### WHAT YOU SHOULD DO
Return all of the data exactly, with nothing left out but the pictures.

### DATA SUPPLIED
================
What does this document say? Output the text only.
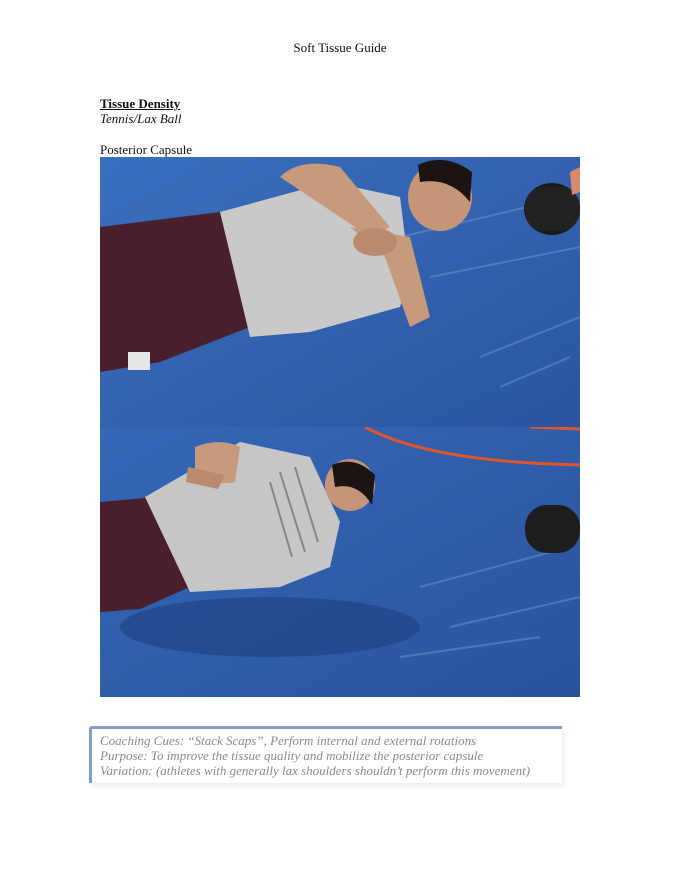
Soft Tissue Guide
Tissue Density
Tennis/Lax Ball
Posterior Capsule
Coaching Cues: “Stack Scaps”, Perform internal and external rotations
Purpose: To improve the tissue quality and mobilize the posterior capsule
Variation: (athletes with generally lax shoulders shouldn’t perform this movement)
================
### IN RESPONSE
What does this document say? Output the text only.
Soft Tissue Guide
Tissue Density
Tennis/Lax Ball
Posterior Capsule
Coaching Cues: “Stack Scaps”, Perform internal and external rotations
Purpose: To improve the tissue quality and mobilize the posterior capsule
Variation: (athletes with generally lax shoulders shouldn’t perform this movement)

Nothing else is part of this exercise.